“Intere campagne sono state rese incoltivabili per la massiccia presenza di serre fisse. Servono dei criteri per la riduzione e il contenimento del consumo di suolo”. Questo è il motivo del progetto di legge per modificare la normativa in materia di serre presentato dal consigliere del Partito Democratico Andrea Zanoni e da Bruno Pigozzo, Francesca Zottis (PD), Cristina Guarda (Lista Moretti Presidente), Pietro Dalla Libera (Veneto Civico), Maurizio Conte (Lista Tosi), Jacopo Berti, Erika Baldin, Patrizia Bartelle, Manuel Brusco e Simone Scarabel (M5S). Nel mirino, in particolare, le strutture fisse destinate alla protezione e forzatura delle colture.

“In base all’attuale legge regionale le serre fisse destinate alla protezione e forzatura delle colture possono essere realizzate senza alcun limite di copertura del fondo dell’azienda agricola, visto che il limite del 50% riguarda solo le strutture stabilmente ‘infisse’ al suolo e destinate in via esclusiva alla protezione e alla copertura delle colture” spiega Zanoni. Per questo si sono verificati alcuni casi, anche se rari, di superfici con centinaia di migliaia di metri quadri dedicati a serre, con il suolo interamente coperto e impermeabilizzato.

◆ ◆ ◆

§ **COMPITO RICHIESTO 1**: Nel testo sulle serre fisse, quali consiglieri del M5S compaiono tra i presentatori del progetto di legge? Elencali tutti.
§ **COMPITO RICHIESTO 2**: Prolunga il testo sulle serre fisse a partire dalla sua ultima frase.

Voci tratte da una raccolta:

◆ ◆ ◆

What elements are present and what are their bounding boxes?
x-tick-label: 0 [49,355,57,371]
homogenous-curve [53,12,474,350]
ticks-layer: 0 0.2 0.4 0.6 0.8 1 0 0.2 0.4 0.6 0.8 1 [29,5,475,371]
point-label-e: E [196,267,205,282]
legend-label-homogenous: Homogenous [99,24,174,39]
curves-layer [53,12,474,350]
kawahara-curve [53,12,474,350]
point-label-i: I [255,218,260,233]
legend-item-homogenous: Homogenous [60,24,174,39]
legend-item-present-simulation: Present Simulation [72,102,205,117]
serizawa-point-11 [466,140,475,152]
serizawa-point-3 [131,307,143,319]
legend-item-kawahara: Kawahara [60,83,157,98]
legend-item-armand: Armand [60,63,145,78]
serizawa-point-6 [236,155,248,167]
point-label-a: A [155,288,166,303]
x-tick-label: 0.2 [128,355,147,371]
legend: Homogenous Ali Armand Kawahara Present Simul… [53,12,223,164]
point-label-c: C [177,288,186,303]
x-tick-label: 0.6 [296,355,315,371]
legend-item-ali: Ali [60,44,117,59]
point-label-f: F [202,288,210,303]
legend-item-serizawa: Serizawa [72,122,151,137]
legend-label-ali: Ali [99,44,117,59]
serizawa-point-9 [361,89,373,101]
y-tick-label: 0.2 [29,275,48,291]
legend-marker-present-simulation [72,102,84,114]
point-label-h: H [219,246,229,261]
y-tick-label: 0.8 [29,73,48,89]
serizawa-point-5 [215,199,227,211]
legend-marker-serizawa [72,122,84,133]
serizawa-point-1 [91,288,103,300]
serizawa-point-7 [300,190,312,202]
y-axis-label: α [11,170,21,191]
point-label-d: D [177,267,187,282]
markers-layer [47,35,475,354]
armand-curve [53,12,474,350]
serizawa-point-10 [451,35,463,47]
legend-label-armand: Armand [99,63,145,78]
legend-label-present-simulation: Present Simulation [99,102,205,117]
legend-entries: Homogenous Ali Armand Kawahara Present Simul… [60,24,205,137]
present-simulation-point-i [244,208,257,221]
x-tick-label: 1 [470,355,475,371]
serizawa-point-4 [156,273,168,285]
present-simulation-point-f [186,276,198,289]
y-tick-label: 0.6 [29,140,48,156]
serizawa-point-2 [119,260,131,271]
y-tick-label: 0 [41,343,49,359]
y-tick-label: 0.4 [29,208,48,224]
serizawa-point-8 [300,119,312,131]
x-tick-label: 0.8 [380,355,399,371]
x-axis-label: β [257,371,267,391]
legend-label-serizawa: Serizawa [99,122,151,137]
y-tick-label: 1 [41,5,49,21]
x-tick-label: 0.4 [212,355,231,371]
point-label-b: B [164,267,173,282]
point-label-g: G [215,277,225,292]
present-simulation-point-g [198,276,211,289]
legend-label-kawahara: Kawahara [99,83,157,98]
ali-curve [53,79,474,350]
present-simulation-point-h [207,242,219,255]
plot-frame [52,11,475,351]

◆ ◆ ◆

§ **RISULTATO DELL'ESERCIZIO 1**:
Jacopo Berti
Erika Baldin
Patrizia Bartelle
Manuel Brusco
Simone Scarabel

§ **RISULTATO DELL'ESERCIZIO 2**:
“Ci sono casi di campagne ricche di biodiversità, siepi, strade interpoderali devastate e rese di fatto incoltivabili; una delle situazioni più gravi è a Paese, in provincia di Treviso. Può sembrare paradossale, ma le leggi attualmente in vigore in Veneto consentono la realizzazione delle zone industriali con standard di protezione ambientali di gran lunga superiori a quelli previsti per le serre fisse, con aree verdi e alberature Capita spesso di vedere serre che hanno tutte le caratteristiche di un capannone industriale, con camini, sistemi di condizionamento e riscaldamento e addirittura pavimentazioni in cemento armato, con tanto di asportazione preventiva dello strato fertile terreno. Nel momento in cui dovessero essere dismesse non sarebbe più possibile la coltivazione”.

Nasce dunque da qui la proposta di legge composta da quattro articoli in cui vengono richieste due modifiche alla normativa attualmente in vigore: inserire il limite del 50% di copertura della superficie dell’azienda agricola per tutte le serre fisse che, una volta esaurite le loro finalità, dovranno essere rimosse, ripristinando il suolo a uso agricolo.